> _WHAT YOU NEED TO DO_
Write out each line exactly as it stands, please.

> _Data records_
....
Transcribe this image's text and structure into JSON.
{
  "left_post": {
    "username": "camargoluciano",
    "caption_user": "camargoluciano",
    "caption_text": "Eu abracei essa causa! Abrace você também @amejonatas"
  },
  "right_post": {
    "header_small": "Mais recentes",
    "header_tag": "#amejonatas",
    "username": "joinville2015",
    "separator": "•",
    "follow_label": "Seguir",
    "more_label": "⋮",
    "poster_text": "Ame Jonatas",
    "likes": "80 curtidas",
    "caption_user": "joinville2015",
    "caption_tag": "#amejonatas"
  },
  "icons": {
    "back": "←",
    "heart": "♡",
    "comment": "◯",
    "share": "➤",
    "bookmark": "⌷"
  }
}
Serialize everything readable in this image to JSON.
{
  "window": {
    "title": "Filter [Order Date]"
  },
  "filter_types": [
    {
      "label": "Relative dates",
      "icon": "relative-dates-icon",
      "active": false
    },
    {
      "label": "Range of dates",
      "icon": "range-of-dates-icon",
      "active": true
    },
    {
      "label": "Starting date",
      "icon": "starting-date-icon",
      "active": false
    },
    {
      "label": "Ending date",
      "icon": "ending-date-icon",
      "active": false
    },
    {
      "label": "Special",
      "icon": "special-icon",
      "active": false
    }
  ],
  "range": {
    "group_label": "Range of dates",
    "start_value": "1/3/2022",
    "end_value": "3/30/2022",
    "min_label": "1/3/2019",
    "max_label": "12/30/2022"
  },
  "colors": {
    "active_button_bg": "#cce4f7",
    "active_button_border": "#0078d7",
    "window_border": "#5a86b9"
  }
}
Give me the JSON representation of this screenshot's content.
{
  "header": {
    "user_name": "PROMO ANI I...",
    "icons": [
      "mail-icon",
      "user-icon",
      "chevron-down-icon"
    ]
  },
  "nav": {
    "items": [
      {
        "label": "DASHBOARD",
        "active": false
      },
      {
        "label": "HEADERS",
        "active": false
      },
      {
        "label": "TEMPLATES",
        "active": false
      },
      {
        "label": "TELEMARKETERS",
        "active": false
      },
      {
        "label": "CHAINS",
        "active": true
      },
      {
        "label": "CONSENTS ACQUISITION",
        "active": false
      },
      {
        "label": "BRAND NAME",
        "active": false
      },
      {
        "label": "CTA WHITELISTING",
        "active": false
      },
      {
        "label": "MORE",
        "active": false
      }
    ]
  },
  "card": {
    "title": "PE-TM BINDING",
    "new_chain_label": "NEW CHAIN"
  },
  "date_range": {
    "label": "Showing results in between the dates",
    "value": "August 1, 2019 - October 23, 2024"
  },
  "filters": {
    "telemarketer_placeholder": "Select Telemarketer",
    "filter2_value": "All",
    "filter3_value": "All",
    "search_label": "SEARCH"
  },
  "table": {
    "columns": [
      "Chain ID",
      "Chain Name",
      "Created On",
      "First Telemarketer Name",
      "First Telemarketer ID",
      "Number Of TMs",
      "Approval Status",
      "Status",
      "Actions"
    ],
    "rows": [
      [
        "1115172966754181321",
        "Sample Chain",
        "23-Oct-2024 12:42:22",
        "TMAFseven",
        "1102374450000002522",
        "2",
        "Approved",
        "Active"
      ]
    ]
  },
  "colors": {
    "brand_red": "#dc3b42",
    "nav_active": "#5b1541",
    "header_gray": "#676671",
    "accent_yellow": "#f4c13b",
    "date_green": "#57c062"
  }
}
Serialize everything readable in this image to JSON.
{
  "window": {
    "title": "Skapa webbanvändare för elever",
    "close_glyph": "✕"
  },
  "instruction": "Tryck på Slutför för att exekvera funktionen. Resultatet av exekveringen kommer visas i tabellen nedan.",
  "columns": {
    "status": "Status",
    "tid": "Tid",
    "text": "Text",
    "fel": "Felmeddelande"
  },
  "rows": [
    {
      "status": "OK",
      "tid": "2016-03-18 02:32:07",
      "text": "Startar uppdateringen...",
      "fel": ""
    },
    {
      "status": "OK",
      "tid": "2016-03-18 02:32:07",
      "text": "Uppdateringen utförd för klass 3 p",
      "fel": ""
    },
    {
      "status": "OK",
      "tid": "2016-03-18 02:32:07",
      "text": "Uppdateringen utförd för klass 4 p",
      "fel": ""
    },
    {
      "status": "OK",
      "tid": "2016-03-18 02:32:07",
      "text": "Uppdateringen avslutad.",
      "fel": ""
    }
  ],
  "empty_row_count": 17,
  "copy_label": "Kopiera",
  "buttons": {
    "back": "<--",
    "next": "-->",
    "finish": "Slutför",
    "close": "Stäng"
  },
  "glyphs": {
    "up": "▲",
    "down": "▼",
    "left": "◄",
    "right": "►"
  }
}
....
> _PROBLEM SOLUTION_
Transcribe this image's text and structure into JSON.
{
  "left_post": {
    "username": "camargoluciano",
    "caption_user": "camargoluciano",
    "caption_text": "Eu abracei essa causa! Abrace você também @amejonatas"
  },
  "right_post": {
    "header_small": "Mais recentes",
    "header_tag": "#amejonatas",
    "username": "joinville2015",
    "separator": "•",
    "follow_label": "Seguir",
    "more_label": "⋮",
    "poster_text": "Ame Jonatas",
    "likes": "80 curtidas",
    "caption_user": "joinville2015",
    "caption_tag": "#amejonatas"
  },
  "icons": {
    "back": "←",
    "heart": "♡",
    "comment": "◯",
    "share": "➤",
    "bookmark": "⌷"
  }
}
Serialize everything readable in this image to JSON.
{
  "window": {
    "title": "Filter [Order Date]"
  },
  "filter_types": [
    {
      "label": "Relative dates",
      "icon": "relative-dates-icon",
      "active": false
    },
    {
      "label": "Range of dates",
      "icon": "range-of-dates-icon",
      "active": true
    },
    {
      "label": "Starting date",
      "icon": "starting-date-icon",
      "active": false
    },
    {
      "label": "Ending date",
      "icon": "ending-date-icon",
      "active": false
    },
    {
      "label": "Special",
      "icon": "special-icon",
      "active": false
    }
  ],
  "range": {
    "group_label": "Range of dates",
    "start_value": "1/3/2022",
    "end_value": "3/30/2022",
    "min_label": "1/3/2019",
    "max_label": "12/30/2022"
  },
  "colors": {
    "active_button_bg": "#cce4f7",
    "active_button_border": "#0078d7",
    "window_border": "#5a86b9"
  }
}
Give me the JSON representation of this screenshot's content.
{
  "header": {
    "user_name": "PROMO ANI I...",
    "icons": [
      "mail-icon",
      "user-icon",
      "chevron-down-icon"
    ]
  },
  "nav": {
    "items": [
      {
        "label": "DASHBOARD",
        "active": false
      },
      {
        "label": "HEADERS",
        "active": false
      },
      {
        "label": "TEMPLATES",
        "active": false
      },
      {
        "label": "TELEMARKETERS",
        "active": false
      },
      {
        "label": "CHAINS",
        "active": true
      },
      {
        "label": "CONSENTS ACQUISITION",
        "active": false
      },
      {
        "label": "BRAND NAME",
        "active": false
      },
      {
        "label": "CTA WHITELISTING",
        "active": false
      },
      {
        "label": "MORE",
        "active": false
      }
    ]
  },
  "card": {
    "title": "PE-TM BINDING",
    "new_chain_label": "NEW CHAIN"
  },
  "date_range": {
    "label": "Showing results in between the dates",
    "value": "August 1, 2019 - October 23, 2024"
  },
  "filters": {
    "telemarketer_placeholder": "Select Telemarketer",
    "filter2_value": "All",
    "filter3_value": "All",
    "search_label": "SEARCH"
  },
  "table": {
    "columns": [
      "Chain ID",
      "Chain Name",
      "Created On",
      "First Telemarketer Name",
      "First Telemarketer ID",
      "Number Of TMs",
      "Approval Status",
      "Status",
      "Actions"
    ],
    "rows": [
      [
        "1115172966754181321",
        "Sample Chain",
        "23-Oct-2024 12:42:22",
        "TMAFseven",
        "1102374450000002522",
        "2",
        "Approved",
        "Active"
      ]
    ]
  },
  "colors": {
    "brand_red": "#dc3b42",
    "nav_active": "#5b1541",
    "header_gray": "#676671",
    "accent_yellow": "#f4c13b",
    "date_green": "#57c062"
  }
}
Serialize everything readable in this image to JSON.
{
  "window": {
    "title": "Skapa webbanvändare för elever",
    "close_glyph": "✕"
  },
  "instruction": "Tryck på Slutför för att exekvera funktionen. Resultatet av exekveringen kommer visas i tabellen nedan.",
  "columns": {
    "status": "Status",
    "tid": "Tid",
    "text": "Text",
    "fel": "Felmeddelande"
  },
  "rows": [
    {
      "status": "OK",
      "tid": "2016-03-18 02:32:07",
      "text": "Startar uppdateringen...",
      "fel": ""
    },
    {
      "status": "OK",
      "tid": "2016-03-18 02:32:07",
      "text": "Uppdateringen utförd för klass 3 p",
      "fel": ""
    },
    {
      "status": "OK",
      "tid": "2016-03-18 02:32:07",
      "text": "Uppdateringen utförd för klass 4 p",
      "fel": ""
    },
    {
      "status": "OK",
      "tid": "2016-03-18 02:32:07",
      "text": "Uppdateringen avslutad.",
      "fel": ""
    }
  ],
  "empty_row_count": 17,
  "copy_label": "Kopiera",
  "buttons": {
    "back": "<--",
    "next": "-->",
    "finish": "Slutför",
    "close": "Stäng"
  },
  "glyphs": {
    "up": "▲",
    "down": "▼",
    "left": "◄",
    "right": "►"
  }
}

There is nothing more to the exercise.